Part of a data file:

——

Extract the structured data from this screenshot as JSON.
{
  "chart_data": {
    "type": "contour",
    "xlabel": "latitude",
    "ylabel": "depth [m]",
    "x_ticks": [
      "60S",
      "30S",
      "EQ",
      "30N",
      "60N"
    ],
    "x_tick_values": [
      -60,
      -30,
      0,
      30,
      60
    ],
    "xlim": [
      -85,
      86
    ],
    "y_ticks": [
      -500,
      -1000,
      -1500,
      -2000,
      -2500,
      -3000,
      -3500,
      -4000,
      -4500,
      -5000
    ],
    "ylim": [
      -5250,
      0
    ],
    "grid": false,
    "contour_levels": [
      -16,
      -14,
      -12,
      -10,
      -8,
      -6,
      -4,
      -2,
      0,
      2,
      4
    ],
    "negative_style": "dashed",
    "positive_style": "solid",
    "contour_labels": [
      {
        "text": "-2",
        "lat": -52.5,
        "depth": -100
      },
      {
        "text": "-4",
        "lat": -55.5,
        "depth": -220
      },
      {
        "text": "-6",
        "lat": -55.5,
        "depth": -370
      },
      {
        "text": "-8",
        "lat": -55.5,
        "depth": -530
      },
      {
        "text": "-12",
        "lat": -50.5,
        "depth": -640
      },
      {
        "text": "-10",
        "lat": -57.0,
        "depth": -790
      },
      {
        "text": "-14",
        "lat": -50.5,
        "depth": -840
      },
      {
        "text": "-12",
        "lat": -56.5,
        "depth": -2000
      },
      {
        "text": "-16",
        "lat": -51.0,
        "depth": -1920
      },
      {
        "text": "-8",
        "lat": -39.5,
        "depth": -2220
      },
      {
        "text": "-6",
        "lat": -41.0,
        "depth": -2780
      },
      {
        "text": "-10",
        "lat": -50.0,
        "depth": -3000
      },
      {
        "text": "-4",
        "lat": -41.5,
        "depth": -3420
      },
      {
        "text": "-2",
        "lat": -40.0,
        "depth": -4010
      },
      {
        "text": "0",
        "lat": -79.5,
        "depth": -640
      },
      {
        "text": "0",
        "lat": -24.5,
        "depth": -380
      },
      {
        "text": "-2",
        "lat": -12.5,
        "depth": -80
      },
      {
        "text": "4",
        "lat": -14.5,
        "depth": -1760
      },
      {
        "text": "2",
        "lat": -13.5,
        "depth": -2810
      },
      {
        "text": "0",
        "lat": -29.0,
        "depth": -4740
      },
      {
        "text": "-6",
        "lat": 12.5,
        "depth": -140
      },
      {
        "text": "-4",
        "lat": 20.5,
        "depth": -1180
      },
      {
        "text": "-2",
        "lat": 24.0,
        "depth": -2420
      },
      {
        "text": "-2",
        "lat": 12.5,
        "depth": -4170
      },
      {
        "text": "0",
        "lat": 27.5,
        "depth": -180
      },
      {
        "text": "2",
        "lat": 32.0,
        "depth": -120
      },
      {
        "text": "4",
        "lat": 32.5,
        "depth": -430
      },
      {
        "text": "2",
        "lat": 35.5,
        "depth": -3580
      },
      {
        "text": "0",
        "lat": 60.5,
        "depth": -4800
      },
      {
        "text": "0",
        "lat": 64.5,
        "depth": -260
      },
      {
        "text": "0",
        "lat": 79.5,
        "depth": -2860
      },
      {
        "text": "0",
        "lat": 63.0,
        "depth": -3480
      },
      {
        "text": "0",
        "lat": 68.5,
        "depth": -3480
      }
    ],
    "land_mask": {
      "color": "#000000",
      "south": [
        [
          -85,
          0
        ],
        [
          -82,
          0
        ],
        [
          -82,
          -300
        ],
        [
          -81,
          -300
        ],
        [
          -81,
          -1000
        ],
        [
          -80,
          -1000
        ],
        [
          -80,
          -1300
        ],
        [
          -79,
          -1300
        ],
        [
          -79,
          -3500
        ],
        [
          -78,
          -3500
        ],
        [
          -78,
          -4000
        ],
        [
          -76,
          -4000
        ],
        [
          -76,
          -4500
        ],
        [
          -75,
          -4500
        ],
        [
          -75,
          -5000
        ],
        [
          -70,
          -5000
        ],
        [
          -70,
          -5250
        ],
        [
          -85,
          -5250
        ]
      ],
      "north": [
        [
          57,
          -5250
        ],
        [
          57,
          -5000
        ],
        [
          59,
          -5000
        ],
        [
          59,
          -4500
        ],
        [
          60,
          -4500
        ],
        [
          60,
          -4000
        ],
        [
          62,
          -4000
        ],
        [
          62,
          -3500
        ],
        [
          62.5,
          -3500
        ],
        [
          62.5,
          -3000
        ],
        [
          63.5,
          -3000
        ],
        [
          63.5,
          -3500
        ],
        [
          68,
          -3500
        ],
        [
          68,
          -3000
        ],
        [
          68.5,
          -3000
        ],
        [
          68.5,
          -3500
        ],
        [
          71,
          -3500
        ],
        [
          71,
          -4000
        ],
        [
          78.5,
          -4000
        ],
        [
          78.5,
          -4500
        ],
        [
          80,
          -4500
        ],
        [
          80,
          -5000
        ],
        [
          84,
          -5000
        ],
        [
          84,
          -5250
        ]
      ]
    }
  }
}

——

◆ Task prompt
The whole listing above needs to be written out again exactly.

◆ Answer for the task
Extract the structured data from this screenshot as JSON.
{
  "chart_data": {
    "type": "contour",
    "xlabel": "latitude",
    "ylabel": "depth [m]",
    "x_ticks": [
      "60S",
      "30S",
      "EQ",
      "30N",
      "60N"
    ],
    "x_tick_values": [
      -60,
      -30,
      0,
      30,
      60
    ],
    "xlim": [
      -85,
      86
    ],
    "y_ticks": [
      -500,
      -1000,
      -1500,
      -2000,
      -2500,
      -3000,
      -3500,
      -4000,
      -4500,
      -5000
    ],
    "ylim": [
      -5250,
      0
    ],
    "grid": false,
    "contour_levels": [
      -16,
      -14,
      -12,
      -10,
      -8,
      -6,
      -4,
      -2,
      0,
      2,
      4
    ],
    "negative_style": "dashed",
    "positive_style": "solid",
    "contour_labels": [
      {
        "text": "-2",
        "lat": -52.5,
        "depth": -100
      },
      {
        "text": "-4",
        "lat": -55.5,
        "depth": -220
      },
      {
        "text": "-6",
        "lat": -55.5,
        "depth": -370
      },
      {
        "text": "-8",
        "lat": -55.5,
        "depth": -530
      },
      {
        "text": "-12",
        "lat": -50.5,
        "depth": -640
      },
      {
        "text": "-10",
        "lat": -57.0,
        "depth": -790
      },
      {
        "text": "-14",
        "lat": -50.5,
        "depth": -840
      },
      {
        "text": "-12",
        "lat": -56.5,
        "depth": -2000
      },
      {
        "text": "-16",
        "lat": -51.0,
        "depth": -1920
      },
      {
        "text": "-8",
        "lat": -39.5,
        "depth": -2220
      },
      {
        "text": "-6",
        "lat": -41.0,
        "depth": -2780
      },
      {
        "text": "-10",
        "lat": -50.0,
        "depth": -3000
      },
      {
        "text": "-4",
        "lat": -41.5,
        "depth": -3420
      },
      {
        "text": "-2",
        "lat": -40.0,
        "depth": -4010
      },
      {
        "text": "0",
        "lat": -79.5,
        "depth": -640
      },
      {
        "text": "0",
        "lat": -24.5,
        "depth": -380
      },
      {
        "text": "-2",
        "lat": -12.5,
        "depth": -80
      },
      {
        "text": "4",
        "lat": -14.5,
        "depth": -1760
      },
      {
        "text": "2",
        "lat": -13.5,
        "depth": -2810
      },
      {
        "text": "0",
        "lat": -29.0,
        "depth": -4740
      },
      {
        "text": "-6",
        "lat": 12.5,
        "depth": -140
      },
      {
        "text": "-4",
        "lat": 20.5,
        "depth": -1180
      },
      {
        "text": "-2",
        "lat": 24.0,
        "depth": -2420
      },
      {
        "text": "-2",
        "lat": 12.5,
        "depth": -4170
      },
      {
        "text": "0",
        "lat": 27.5,
        "depth": -180
      },
      {
        "text": "2",
        "lat": 32.0,
        "depth": -120
      },
      {
        "text": "4",
        "lat": 32.5,
        "depth": -430
      },
      {
        "text": "2",
        "lat": 35.5,
        "depth": -3580
      },
      {
        "text": "0",
        "lat": 60.5,
        "depth": -4800
      },
      {
        "text": "0",
        "lat": 64.5,
        "depth": -260
      },
      {
        "text": "0",
        "lat": 79.5,
        "depth": -2860
      },
      {
        "text": "0",
        "lat": 63.0,
        "depth": -3480
      },
      {
        "text": "0",
        "lat": 68.5,
        "depth": -3480
      }
    ],
    "land_mask": {
      "color": "#000000",
      "south": [
        [
          -85,
          0
        ],
        [
          -82,
          0
        ],
        [
          -82,
          -300
        ],
        [
          -81,
          -300
        ],
        [
          -81,
          -1000
        ],
        [
          -80,
          -1000
        ],
        [
          -80,
          -1300
        ],
        [
          -79,
          -1300
        ],
        [
          -79,
          -3500
        ],
        [
          -78,
          -3500
        ],
        [
          -78,
          -4000
        ],
        [
          -76,
          -4000
        ],
        [
          -76,
          -4500
        ],
        [
          -75,
          -4500
        ],
        [
          -75,
          -5000
        ],
        [
          -70,
          -5000
        ],
        [
          -70,
          -5250
        ],
        [
          -85,
          -5250
        ]
      ],
      "north": [
        [
          57,
          -5250
        ],
        [
          57,
          -5000
        ],
        [
          59,
          -5000
        ],
        [
          59,
          -4500
        ],
        [
          60,
          -4500
        ],
        [
          60,
          -4000
        ],
        [
          62,
          -4000
        ],
        [
          62,
          -3500
        ],
        [
          62.5,
          -3500
        ],
        [
          62.5,
          -3000
        ],
        [
          63.5,
          -3000
        ],
        [
          63.5,
          -3500
        ],
        [
          68,
          -3500
        ],
        [
          68,
          -3000
        ],
        [
          68.5,
          -3000
        ],
        [
          68.5,
          -3500
        ],
        [
          71,
          -3500
        ],
        [
          71,
          -4000
        ],
        [
          78.5,
          -4000
        ],
        [
          78.5,
          -4500
        ],
        [
          80,
          -4500
        ],
        [
          80,
          -5000
        ],
        [
          84,
          -5000
        ],
        [
          84,
          -5250
        ]
      ]
    }
  }
}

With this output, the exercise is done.